WHAT IS NEEDED —
Extract the complete listing and repeat it word for word.

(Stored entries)
== == ==

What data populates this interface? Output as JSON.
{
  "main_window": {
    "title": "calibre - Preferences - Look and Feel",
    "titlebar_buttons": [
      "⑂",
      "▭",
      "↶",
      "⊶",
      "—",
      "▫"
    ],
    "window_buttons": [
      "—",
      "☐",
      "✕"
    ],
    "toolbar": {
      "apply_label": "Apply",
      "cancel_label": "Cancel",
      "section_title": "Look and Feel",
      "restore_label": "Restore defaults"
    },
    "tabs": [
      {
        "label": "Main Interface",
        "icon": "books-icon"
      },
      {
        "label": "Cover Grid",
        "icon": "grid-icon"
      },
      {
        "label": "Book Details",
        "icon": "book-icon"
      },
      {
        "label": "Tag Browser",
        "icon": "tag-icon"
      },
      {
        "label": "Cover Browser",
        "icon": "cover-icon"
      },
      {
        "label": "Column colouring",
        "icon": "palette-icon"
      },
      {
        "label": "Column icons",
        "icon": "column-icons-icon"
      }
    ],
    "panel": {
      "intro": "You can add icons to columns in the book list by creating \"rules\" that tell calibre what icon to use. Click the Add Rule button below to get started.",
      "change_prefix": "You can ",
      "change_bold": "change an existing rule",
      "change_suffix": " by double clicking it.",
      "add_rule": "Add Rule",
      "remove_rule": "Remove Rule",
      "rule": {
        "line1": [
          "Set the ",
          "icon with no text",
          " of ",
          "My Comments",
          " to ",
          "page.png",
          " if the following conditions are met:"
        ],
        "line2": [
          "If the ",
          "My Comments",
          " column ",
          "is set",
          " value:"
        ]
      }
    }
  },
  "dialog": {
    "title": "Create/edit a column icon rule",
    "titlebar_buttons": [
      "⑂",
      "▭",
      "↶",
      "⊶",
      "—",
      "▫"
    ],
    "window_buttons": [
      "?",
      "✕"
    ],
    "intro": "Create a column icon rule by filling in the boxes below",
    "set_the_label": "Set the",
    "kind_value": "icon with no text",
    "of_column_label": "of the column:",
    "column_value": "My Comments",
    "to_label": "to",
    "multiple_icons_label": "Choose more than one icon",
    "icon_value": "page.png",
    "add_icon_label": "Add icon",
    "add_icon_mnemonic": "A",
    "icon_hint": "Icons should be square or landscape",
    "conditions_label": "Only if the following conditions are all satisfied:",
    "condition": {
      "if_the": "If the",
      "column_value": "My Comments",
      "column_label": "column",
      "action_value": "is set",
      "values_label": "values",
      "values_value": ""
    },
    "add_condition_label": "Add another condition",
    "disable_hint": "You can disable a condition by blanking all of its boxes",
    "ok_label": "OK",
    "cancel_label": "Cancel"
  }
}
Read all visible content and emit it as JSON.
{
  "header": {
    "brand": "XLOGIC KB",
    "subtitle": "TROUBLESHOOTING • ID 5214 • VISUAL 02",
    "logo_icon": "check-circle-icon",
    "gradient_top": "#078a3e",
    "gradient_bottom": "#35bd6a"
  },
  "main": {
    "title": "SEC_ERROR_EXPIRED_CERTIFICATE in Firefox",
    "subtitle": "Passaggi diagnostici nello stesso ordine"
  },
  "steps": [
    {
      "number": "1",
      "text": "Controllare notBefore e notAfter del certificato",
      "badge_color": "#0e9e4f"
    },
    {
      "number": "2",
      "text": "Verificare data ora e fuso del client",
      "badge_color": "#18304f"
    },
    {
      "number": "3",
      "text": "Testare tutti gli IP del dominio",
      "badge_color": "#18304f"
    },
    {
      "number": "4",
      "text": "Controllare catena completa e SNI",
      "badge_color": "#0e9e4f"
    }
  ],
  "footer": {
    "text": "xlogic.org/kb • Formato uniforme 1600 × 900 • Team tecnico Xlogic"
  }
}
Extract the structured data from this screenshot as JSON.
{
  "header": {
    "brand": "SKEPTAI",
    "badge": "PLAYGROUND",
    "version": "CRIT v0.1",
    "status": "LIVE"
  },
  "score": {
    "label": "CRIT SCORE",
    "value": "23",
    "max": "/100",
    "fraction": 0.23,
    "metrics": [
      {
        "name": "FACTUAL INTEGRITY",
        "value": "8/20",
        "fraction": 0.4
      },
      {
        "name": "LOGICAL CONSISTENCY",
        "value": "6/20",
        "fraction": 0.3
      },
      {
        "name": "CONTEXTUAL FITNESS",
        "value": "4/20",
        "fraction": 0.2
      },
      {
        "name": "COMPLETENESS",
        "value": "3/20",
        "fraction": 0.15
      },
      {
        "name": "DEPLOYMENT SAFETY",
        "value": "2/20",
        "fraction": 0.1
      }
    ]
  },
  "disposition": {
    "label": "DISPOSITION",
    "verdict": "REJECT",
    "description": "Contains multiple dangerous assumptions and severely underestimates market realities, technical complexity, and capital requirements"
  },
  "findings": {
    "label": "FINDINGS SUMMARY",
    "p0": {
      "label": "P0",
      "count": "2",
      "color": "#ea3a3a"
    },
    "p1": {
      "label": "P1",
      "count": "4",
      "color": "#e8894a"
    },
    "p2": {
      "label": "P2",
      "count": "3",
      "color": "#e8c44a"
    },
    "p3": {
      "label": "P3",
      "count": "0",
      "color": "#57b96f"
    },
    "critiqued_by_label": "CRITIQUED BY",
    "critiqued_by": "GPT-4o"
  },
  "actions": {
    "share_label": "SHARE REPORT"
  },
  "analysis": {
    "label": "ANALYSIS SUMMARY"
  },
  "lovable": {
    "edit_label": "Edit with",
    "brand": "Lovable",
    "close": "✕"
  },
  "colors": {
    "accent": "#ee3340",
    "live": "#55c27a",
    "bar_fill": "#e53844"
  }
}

== == ==

EXERCISE SOLUTION —
What data populates this interface? Output as JSON.
{
  "main_window": {
    "title": "calibre - Preferences - Look and Feel",
    "titlebar_buttons": [
      "⑂",
      "▭",
      "↶",
      "⊶",
      "—",
      "▫"
    ],
    "window_buttons": [
      "—",
      "☐",
      "✕"
    ],
    "toolbar": {
      "apply_label": "Apply",
      "cancel_label": "Cancel",
      "section_title": "Look and Feel",
      "restore_label": "Restore defaults"
    },
    "tabs": [
      {
        "label": "Main Interface",
        "icon": "books-icon"
      },
      {
        "label": "Cover Grid",
        "icon": "grid-icon"
      },
      {
        "label": "Book Details",
        "icon": "book-icon"
      },
      {
        "label": "Tag Browser",
        "icon": "tag-icon"
      },
      {
        "label": "Cover Browser",
        "icon": "cover-icon"
      },
      {
        "label": "Column colouring",
        "icon": "palette-icon"
      },
      {
        "label": "Column icons",
        "icon": "column-icons-icon"
      }
    ],
    "panel": {
      "intro": "You can add icons to columns in the book list by creating \"rules\" that tell calibre what icon to use. Click the Add Rule button below to get started.",
      "change_prefix": "You can ",
      "change_bold": "change an existing rule",
      "change_suffix": " by double clicking it.",
      "add_rule": "Add Rule",
      "remove_rule": "Remove Rule",
      "rule": {
        "line1": [
          "Set the ",
          "icon with no text",
          " of ",
          "My Comments",
          " to ",
          "page.png",
          " if the following conditions are met:"
        ],
        "line2": [
          "If the ",
          "My Comments",
          " column ",
          "is set",
          " value:"
        ]
      }
    }
  },
  "dialog": {
    "title": "Create/edit a column icon rule",
    "titlebar_buttons": [
      "⑂",
      "▭",
      "↶",
      "⊶",
      "—",
      "▫"
    ],
    "window_buttons": [
      "?",
      "✕"
    ],
    "intro": "Create a column icon rule by filling in the boxes below",
    "set_the_label": "Set the",
    "kind_value": "icon with no text",
    "of_column_label": "of the column:",
    "column_value": "My Comments",
    "to_label": "to",
    "multiple_icons_label": "Choose more than one icon",
    "icon_value": "page.png",
    "add_icon_label": "Add icon",
    "add_icon_mnemonic": "A",
    "icon_hint": "Icons should be square or landscape",
    "conditions_label": "Only if the following conditions are all satisfied:",
    "condition": {
      "if_the": "If the",
      "column_value": "My Comments",
      "column_label": "column",
      "action_value": "is set",
      "values_label": "values",
      "values_value": ""
    },
    "add_condition_label": "Add another condition",
    "disable_hint": "You can disable a condition by blanking all of its boxes",
    "ok_label": "OK",
    "cancel_label": "Cancel"
  }
}
Read all visible content and emit it as JSON.
{
  "header": {
    "brand": "XLOGIC KB",
    "subtitle": "TROUBLESHOOTING • ID 5214 • VISUAL 02",
    "logo_icon": "check-circle-icon",
    "gradient_top": "#078a3e",
    "gradient_bottom": "#35bd6a"
  },
  "main": {
    "title": "SEC_ERROR_EXPIRED_CERTIFICATE in Firefox",
    "subtitle": "Passaggi diagnostici nello stesso ordine"
  },
  "steps": [
    {
      "number": "1",
      "text": "Controllare notBefore e notAfter del certificato",
      "badge_color": "#0e9e4f"
    },
    {
      "number": "2",
      "text": "Verificare data ora e fuso del client",
      "badge_color": "#18304f"
    },
    {
      "number": "3",
      "text": "Testare tutti gli IP del dominio",
      "badge_color": "#18304f"
    },
    {
      "number": "4",
      "text": "Controllare catena completa e SNI",
      "badge_color": "#0e9e4f"
    }
  ],
  "footer": {
    "text": "xlogic.org/kb • Formato uniforme 1600 × 900 • Team tecnico Xlogic"
  }
}
Extract the structured data from this screenshot as JSON.
{
  "header": {
    "brand": "SKEPTAI",
    "badge": "PLAYGROUND",
    "version": "CRIT v0.1",
    "status": "LIVE"
  },
  "score": {
    "label": "CRIT SCORE",
    "value": "23",
    "max": "/100",
    "fraction": 0.23,
    "metrics": [
      {
        "name": "FACTUAL INTEGRITY",
        "value": "8/20",
        "fraction": 0.4
      },
      {
        "name": "LOGICAL CONSISTENCY",
        "value": "6/20",
        "fraction": 0.3
      },
      {
        "name": "CONTEXTUAL FITNESS",
        "value": "4/20",
        "fraction": 0.2
      },
      {
        "name": "COMPLETENESS",
        "value": "3/20",
        "fraction": 0.15
      },
      {
        "name": "DEPLOYMENT SAFETY",
        "value": "2/20",
        "fraction": 0.1
      }
    ]
  },
  "disposition": {
    "label": "DISPOSITION",
    "verdict": "REJECT",
    "description": "Contains multiple dangerous assumptions and severely underestimates market realities, technical complexity, and capital requirements"
  },
  "findings": {
    "label": "FINDINGS SUMMARY",
    "p0": {
      "label": "P0",
      "count": "2",
      "color": "#ea3a3a"
    },
    "p1": {
      "label": "P1",
      "count": "4",
      "color": "#e8894a"
    },
    "p2": {
      "label": "P2",
      "count": "3",
      "color": "#e8c44a"
    },
    "p3": {
      "label": "P3",
      "count": "0",
      "color": "#57b96f"
    },
    "critiqued_by_label": "CRITIQUED BY",
    "critiqued_by": "GPT-4o"
  },
  "actions": {
    "share_label": "SHARE REPORT"
  },
  "analysis": {
    "label": "ANALYSIS SUMMARY"
  },
  "lovable": {
    "edit_label": "Edit with",
    "brand": "Lovable",
    "close": "✕"
  },
  "colors": {
    "accent": "#ee3340",
    "live": "#55c27a",
    "bar_fill": "#e53844"
  }
}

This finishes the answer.